**Texto de estudo**
▬▬▬▬▬▬

Não recondução em teatros e museus

Em poucos dias, tornaram-se públicos dois afastamentos: Francisco Frazão não permanecerá na direção artística do Teatro do Bairro Alto; Rita Rato não é reconduzida no cargo de directora do Museu do Aljube – Resistência e Liberdade. Em ambos os casos, os directores encontravam-se em regime de comissão de serviço e foram afastados sem que a EGEAC tenha apresentado quaisquer motivos ou critérios objectivos que justifiquem estas decisões.

Os dois equipamentos em causa têm percursos reconhecidos: as suas direções cessantes deixam balanços positivos em matéria de exposições, iniciativas culturais, captação de novos públicos e envolvimento da comunidade. 

Para o PCP, a política cultural do município deve assentar em critérios de transparência, estabilidade e valorização dos projectos que contribuem para o desenvolvimento cultural da cidade e para a formação de uma cidadania crítica e democrática. Este padrão de afastamentos levanta dúvidas e preocupações sérias sobre as motivações do actual executivo da CML, sobre a futura linha da política cultural que pretende desenvolver na cidade.

▬▬▬▬▬▬

**Excertos dos registos**
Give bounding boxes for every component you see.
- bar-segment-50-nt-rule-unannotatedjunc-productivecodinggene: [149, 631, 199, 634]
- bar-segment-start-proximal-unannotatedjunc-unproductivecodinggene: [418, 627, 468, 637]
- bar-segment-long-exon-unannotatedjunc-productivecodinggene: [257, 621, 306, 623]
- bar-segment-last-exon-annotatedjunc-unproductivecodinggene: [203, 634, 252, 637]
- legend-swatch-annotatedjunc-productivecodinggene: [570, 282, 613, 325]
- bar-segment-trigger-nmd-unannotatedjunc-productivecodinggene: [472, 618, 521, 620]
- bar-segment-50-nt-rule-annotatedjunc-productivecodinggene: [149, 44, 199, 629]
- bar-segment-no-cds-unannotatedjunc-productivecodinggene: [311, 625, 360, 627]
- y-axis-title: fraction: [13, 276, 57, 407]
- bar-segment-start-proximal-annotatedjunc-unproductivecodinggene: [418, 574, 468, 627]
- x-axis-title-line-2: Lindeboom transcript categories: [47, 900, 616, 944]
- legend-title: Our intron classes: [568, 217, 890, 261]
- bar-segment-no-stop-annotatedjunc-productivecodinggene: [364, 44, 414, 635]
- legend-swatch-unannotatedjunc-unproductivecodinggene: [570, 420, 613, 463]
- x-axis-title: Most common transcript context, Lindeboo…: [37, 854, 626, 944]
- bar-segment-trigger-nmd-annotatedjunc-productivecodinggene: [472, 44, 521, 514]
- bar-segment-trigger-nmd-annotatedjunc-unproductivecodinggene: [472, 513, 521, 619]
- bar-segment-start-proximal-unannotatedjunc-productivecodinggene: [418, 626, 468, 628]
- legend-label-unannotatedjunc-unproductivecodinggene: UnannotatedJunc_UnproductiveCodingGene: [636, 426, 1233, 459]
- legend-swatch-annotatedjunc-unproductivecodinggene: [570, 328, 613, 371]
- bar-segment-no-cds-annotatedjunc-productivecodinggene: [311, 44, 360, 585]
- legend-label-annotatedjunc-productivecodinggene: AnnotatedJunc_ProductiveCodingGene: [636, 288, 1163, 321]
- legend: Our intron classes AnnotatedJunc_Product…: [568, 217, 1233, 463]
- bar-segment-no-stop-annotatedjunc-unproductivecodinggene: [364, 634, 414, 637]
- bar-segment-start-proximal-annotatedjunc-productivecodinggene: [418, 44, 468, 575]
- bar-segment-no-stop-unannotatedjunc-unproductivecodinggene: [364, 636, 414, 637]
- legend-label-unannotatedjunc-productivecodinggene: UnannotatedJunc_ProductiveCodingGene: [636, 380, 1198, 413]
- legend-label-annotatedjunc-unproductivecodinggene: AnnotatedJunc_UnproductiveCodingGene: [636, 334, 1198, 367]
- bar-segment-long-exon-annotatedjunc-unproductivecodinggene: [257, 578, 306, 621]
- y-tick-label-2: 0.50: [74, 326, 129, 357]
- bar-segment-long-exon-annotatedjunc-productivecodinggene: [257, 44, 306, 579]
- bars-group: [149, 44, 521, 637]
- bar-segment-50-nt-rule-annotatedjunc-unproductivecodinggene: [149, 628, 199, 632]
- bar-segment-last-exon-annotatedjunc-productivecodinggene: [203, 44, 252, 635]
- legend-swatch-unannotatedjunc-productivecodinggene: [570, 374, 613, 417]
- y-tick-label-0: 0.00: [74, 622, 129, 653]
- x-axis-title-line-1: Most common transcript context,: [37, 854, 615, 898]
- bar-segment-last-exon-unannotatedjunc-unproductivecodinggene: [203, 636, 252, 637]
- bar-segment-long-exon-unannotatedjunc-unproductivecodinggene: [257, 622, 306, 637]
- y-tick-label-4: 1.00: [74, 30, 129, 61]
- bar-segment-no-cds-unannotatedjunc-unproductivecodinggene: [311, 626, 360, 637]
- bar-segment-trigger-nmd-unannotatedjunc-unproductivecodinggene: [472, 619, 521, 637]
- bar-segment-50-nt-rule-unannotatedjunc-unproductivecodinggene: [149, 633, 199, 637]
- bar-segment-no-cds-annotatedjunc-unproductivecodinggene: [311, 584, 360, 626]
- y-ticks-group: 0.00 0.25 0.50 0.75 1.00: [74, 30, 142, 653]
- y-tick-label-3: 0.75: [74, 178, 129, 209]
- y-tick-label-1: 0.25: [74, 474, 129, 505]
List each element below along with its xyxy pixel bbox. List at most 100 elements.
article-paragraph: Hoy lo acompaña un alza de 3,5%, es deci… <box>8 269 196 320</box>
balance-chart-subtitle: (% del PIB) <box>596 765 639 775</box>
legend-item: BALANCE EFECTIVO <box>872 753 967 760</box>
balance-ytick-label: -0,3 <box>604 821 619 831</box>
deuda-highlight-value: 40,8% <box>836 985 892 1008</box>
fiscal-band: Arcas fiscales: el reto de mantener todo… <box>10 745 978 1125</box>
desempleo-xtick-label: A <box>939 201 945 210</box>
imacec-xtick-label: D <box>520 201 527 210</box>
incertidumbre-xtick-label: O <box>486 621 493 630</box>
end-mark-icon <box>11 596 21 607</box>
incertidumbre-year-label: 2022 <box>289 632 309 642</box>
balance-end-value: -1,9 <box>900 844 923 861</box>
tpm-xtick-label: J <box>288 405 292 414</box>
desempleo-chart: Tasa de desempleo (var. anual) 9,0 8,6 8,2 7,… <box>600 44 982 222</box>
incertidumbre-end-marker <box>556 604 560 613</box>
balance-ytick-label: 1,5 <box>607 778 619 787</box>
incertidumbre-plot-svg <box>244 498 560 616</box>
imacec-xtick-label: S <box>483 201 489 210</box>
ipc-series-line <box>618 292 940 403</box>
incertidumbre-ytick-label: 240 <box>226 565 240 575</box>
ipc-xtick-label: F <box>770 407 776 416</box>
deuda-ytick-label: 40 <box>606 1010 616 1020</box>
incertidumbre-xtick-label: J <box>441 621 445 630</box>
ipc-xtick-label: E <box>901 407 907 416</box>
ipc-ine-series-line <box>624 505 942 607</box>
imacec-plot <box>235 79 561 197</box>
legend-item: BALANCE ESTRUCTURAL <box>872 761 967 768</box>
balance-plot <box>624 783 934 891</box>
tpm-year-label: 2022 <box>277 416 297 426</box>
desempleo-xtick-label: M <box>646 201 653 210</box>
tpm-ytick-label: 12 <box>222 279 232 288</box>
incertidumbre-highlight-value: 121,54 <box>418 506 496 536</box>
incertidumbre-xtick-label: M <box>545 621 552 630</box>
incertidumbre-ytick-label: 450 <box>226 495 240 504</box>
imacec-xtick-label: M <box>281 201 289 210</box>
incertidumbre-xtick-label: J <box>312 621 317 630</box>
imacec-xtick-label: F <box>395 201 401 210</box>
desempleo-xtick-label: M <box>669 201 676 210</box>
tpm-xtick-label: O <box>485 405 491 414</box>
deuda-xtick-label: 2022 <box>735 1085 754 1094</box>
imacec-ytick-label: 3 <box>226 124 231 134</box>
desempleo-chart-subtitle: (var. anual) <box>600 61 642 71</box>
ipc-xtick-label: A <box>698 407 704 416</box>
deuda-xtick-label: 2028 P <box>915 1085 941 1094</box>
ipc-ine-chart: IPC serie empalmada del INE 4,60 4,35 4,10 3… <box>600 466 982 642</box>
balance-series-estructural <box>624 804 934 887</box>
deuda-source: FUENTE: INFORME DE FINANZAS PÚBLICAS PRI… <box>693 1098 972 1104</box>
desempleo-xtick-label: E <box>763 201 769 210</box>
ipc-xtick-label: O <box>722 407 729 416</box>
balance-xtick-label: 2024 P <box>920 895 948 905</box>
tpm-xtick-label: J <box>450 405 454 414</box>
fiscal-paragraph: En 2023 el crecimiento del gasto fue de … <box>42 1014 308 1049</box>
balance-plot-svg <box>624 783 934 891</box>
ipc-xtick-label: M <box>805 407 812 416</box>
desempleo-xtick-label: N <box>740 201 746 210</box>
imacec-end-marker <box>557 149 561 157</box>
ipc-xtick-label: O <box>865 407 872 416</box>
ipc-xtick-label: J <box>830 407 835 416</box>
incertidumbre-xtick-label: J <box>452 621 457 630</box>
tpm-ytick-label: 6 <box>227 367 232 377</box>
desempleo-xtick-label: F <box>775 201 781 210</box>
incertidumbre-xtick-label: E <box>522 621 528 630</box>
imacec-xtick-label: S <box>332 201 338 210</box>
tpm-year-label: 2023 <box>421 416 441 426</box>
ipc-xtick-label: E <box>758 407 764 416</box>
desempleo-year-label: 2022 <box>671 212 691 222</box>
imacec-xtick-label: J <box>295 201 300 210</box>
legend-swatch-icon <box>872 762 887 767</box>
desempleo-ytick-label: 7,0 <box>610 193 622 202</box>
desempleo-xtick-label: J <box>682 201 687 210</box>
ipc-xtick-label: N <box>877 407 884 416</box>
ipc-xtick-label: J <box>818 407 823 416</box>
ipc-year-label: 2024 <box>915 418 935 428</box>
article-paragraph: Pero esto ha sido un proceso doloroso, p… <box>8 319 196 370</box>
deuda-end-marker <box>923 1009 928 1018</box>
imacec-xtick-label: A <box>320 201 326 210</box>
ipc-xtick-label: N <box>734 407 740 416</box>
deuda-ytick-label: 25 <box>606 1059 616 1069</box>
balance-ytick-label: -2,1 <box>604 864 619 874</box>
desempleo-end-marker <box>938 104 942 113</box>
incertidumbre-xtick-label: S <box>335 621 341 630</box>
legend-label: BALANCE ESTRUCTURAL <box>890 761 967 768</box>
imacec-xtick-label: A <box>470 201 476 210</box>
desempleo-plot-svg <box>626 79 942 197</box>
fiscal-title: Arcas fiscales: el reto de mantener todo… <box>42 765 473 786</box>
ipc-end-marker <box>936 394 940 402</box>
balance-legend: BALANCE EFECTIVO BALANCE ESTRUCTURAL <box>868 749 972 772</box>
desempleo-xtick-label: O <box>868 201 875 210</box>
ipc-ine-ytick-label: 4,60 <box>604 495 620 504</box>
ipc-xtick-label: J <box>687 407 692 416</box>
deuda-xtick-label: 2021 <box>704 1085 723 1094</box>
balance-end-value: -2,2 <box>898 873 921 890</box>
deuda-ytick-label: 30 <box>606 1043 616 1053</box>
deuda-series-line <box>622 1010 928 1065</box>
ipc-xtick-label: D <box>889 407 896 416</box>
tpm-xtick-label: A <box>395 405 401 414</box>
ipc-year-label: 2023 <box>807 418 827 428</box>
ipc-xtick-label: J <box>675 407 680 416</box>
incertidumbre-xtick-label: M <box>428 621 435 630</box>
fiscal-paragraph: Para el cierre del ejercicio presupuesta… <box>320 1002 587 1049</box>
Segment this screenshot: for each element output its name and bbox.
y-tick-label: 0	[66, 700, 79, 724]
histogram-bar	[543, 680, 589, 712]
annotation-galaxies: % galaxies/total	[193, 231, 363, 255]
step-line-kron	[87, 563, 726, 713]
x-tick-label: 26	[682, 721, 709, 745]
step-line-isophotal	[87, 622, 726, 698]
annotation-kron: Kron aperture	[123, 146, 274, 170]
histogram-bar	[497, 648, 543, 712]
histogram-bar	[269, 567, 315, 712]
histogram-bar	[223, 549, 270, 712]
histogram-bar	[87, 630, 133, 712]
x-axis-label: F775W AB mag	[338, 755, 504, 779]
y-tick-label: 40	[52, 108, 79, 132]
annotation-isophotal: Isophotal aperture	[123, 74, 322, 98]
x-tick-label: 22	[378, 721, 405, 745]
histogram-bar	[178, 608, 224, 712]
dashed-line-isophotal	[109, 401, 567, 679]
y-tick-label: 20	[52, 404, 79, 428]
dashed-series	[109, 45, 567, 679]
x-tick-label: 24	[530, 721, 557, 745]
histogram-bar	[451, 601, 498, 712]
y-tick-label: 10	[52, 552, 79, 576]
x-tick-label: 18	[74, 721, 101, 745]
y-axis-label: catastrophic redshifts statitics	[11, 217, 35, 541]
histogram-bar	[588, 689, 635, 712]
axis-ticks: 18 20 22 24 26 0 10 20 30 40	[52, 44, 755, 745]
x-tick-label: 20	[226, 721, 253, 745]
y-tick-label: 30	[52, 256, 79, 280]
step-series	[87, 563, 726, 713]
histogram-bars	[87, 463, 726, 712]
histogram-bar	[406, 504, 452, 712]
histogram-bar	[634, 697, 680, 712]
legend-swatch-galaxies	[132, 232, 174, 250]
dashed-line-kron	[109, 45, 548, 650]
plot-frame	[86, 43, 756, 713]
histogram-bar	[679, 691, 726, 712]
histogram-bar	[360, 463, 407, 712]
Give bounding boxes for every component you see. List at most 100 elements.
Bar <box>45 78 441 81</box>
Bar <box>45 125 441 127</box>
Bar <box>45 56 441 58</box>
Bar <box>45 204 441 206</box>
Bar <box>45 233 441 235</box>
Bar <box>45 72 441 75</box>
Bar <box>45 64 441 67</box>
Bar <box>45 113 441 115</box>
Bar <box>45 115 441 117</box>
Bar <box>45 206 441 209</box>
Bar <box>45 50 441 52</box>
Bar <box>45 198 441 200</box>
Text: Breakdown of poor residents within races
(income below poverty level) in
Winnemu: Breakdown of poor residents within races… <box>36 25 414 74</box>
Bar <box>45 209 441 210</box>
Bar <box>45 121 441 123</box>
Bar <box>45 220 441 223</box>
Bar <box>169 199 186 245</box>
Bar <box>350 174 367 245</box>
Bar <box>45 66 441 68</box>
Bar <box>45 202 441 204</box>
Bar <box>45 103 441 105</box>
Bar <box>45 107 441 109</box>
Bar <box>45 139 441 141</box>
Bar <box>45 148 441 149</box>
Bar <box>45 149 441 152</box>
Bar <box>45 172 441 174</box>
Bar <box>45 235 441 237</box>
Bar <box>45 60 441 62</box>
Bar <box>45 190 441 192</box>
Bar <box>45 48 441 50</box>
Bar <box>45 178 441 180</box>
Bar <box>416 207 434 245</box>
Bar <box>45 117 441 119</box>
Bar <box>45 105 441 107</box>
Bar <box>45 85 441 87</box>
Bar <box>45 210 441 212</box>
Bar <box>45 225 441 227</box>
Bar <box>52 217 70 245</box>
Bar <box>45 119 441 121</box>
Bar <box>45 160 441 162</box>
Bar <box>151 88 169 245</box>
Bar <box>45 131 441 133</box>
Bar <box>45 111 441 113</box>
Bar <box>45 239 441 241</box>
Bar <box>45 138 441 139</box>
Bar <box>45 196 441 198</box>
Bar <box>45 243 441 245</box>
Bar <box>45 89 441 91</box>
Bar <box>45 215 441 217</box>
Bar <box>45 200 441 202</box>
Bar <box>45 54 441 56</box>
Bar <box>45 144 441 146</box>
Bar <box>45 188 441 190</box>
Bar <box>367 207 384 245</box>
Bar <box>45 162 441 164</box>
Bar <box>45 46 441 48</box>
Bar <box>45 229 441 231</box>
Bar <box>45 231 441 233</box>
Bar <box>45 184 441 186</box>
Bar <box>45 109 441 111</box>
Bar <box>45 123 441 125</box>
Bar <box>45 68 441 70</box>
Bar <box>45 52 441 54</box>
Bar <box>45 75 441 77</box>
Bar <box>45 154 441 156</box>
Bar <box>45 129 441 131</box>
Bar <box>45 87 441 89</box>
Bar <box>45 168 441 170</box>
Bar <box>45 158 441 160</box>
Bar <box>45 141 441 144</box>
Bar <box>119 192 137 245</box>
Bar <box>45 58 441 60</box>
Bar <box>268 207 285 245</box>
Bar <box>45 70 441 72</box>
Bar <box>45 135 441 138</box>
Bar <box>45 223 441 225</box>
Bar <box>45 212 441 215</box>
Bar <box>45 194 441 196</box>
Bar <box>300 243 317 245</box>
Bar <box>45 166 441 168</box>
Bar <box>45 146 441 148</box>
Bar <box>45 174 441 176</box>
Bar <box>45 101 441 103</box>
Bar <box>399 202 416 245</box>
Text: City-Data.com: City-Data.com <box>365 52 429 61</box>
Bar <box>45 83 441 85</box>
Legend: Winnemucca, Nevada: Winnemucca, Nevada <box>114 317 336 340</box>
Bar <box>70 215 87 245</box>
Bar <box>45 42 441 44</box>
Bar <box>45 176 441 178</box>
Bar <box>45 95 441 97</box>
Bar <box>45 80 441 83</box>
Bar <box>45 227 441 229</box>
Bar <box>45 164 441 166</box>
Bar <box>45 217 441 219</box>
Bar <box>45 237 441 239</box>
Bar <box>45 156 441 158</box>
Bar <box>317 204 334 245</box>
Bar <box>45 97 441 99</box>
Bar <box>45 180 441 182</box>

▬▬▬▬▬▬

**Enunciado 1**
Responda às perguntas seguintes com base no texto sobre a não recondução em teatros e museus.
(a) Quem não permanecerá na direção artística do Teatro do Bairro Alto?
(b) Em que regime se encontravam os diretores afastados?
(c) Segundo o PCP, em que critérios deve assentar a política cultural do município?
**Enunciado 2**
Traduza para inglês esta frase do texto sobre a não recondução em teatros e museus: "Os dois equipamentos em causa têm percursos reconhecidos: as suas direções cessantes deixam balanços positivos em matéria de exposições, iniciativas culturais, captação de novos públicos e envolvimento da comunidade."
**Enunciado 3**
Prossiga o texto sobre a não recondução em teatros e museus, escrevendo o que vem a seguir à sua última frase.
Os registos não desempenham qualquer papel neste exercício.

**Resposta final 1**
(a) Francisco Frazão.
(b) Em regime de comissão de serviço.
(c) Em critérios de transparência, estabilidade e valorização dos projetos que contribuem para o desenvolvimento cultural da cidade e para a formação de uma cidadania crítica e democrática.

**Resposta final 2**
The two venues in question have recognized track records: their outgoing leadership teams leave positive results in terms of exhibitions, cultural initiatives, attracting new audiences, and community engagement.

**Resposta final 3**
O Vereador do PCP na Câmara Municipal de Lisboa, João Ferreira, apresentou dois requerimentos ao Presidente Carlos Moedas exigindo esclarecimentos sobre as decisões de não recondução das direções de  ambos os equipamentos culturais municipais tutelados pela EGEAC, nomeadamente exigindo respostas sobre quais os critérios que determinaram estas decisões, quais as orientações estão previstas para o futuro destes equipamentos.